**Stored records**
------------------------------------------------
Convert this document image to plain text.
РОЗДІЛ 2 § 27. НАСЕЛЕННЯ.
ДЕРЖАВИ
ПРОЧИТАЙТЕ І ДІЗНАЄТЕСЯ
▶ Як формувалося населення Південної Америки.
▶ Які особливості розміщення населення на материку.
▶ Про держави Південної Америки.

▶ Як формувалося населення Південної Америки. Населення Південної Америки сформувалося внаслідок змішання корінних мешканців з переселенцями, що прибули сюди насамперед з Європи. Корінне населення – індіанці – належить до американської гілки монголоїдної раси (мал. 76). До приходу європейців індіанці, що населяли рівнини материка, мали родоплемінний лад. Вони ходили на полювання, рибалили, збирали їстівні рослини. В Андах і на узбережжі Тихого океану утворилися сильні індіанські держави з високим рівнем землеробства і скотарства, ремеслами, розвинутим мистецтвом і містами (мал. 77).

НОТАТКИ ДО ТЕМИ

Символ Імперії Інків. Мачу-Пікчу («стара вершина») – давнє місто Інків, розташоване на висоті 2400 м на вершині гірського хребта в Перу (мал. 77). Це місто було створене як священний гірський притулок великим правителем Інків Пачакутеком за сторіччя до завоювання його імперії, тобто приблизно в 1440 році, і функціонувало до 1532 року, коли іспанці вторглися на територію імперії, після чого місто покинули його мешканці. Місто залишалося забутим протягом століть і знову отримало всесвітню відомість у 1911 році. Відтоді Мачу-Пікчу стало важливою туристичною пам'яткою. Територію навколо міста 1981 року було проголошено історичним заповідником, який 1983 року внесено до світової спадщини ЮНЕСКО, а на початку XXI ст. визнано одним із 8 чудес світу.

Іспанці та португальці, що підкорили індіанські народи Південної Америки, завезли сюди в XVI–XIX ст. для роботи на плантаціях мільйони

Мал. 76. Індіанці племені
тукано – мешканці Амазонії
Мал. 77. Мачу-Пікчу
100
------------------------------------------------
Print the entries exactly. Include every one.

**TASK SOLUTION**
Convert this document image to plain text.
РОЗДІЛ 2 § 27. НАСЕЛЕННЯ.
ДЕРЖАВИ
ПРОЧИТАЙТЕ І ДІЗНАЄТЕСЯ
▶ Як формувалося населення Південної Америки.
▶ Які особливості розміщення населення на материку.
▶ Про держави Південної Америки.

▶ Як формувалося населення Південної Америки. Населення Південної Америки сформувалося внаслідок змішання корінних мешканців з переселенцями, що прибули сюди насамперед з Європи. Корінне населення – індіанці – належить до американської гілки монголоїдної раси (мал. 76). До приходу європейців індіанці, що населяли рівнини материка, мали родоплемінний лад. Вони ходили на полювання, рибалили, збирали їстівні рослини. В Андах і на узбережжі Тихого океану утворилися сильні індіанські держави з високим рівнем землеробства і скотарства, ремеслами, розвинутим мистецтвом і містами (мал. 77).

НОТАТКИ ДО ТЕМИ

Символ Імперії Інків. Мачу-Пікчу («стара вершина») – давнє місто Інків, розташоване на висоті 2400 м на вершині гірського хребта в Перу (мал. 77). Це місто було створене як священний гірський притулок великим правителем Інків Пачакутеком за сторіччя до завоювання його імперії, тобто приблизно в 1440 році, і функціонувало до 1532 року, коли іспанці вторглися на територію імперії, після чого місто покинули його мешканці. Місто залишалося забутим протягом століть і знову отримало всесвітню відомість у 1911 році. Відтоді Мачу-Пікчу стало важливою туристичною пам'яткою. Територію навколо міста 1981 року було проголошено історичним заповідником, який 1983 року внесено до світової спадщини ЮНЕСКО, а на початку XXI ст. визнано одним із 8 чудес світу.

Іспанці та португальці, що підкорили індіанські народи Південної Америки, завезли сюди в XVI–XIX ст. для роботи на плантаціях мільйони

Мал. 76. Індіанці племені
тукано – мешканці Амазонії
Мал. 77. Мачу-Пікчу
100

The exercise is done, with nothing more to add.